TASK DETAILS -
Copy out each line below that has the word "淮南市高新区" in it.

[Some records]
^^^^
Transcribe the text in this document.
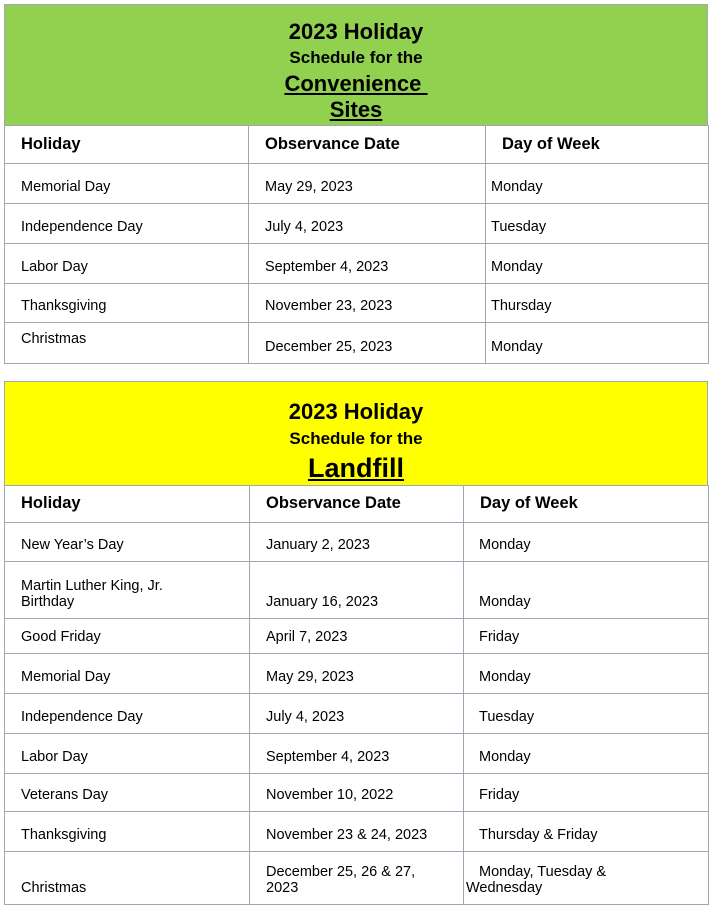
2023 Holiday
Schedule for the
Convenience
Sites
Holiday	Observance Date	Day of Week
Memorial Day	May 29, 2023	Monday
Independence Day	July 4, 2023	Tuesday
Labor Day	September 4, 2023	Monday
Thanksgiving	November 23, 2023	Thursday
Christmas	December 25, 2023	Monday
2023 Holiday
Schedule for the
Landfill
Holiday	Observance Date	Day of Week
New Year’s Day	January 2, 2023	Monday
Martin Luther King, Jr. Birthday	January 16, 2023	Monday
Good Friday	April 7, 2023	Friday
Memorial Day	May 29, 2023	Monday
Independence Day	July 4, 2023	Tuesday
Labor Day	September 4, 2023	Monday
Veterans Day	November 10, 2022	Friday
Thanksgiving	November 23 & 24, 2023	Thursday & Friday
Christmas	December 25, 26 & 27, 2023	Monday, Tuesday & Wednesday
^^^^
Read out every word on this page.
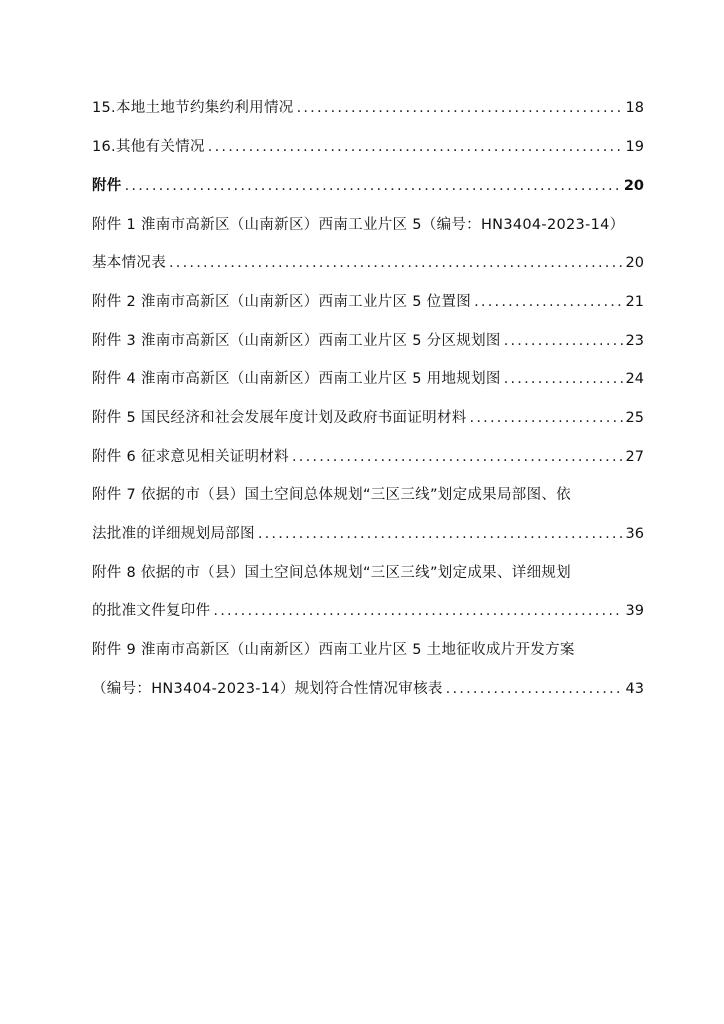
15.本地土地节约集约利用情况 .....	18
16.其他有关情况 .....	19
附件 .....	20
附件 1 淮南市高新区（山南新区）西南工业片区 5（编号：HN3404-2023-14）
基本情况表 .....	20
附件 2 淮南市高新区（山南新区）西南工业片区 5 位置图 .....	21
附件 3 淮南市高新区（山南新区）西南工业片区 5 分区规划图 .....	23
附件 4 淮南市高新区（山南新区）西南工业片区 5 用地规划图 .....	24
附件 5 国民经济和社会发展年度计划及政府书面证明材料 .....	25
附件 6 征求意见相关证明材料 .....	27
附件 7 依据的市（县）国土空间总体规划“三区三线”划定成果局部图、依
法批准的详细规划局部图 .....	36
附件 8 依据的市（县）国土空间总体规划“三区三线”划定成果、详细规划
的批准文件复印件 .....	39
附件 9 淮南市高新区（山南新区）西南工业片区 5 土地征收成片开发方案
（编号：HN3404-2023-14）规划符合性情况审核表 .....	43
^^^^
RESPONSE FOR THIS EXERCISE -
附件 1 淮南市高新区（山南新区）西南工业片区 5（编号：HN3404-2023-14）
附件 2 淮南市高新区（山南新区）西南工业片区 5 位置图 .....	21
附件 3 淮南市高新区（山南新区）西南工业片区 5 分区规划图 .....	23
附件 4 淮南市高新区（山南新区）西南工业片区 5 用地规划图 .....	24
附件 9 淮南市高新区（山南新区）西南工业片区 5 土地征收成片开发方案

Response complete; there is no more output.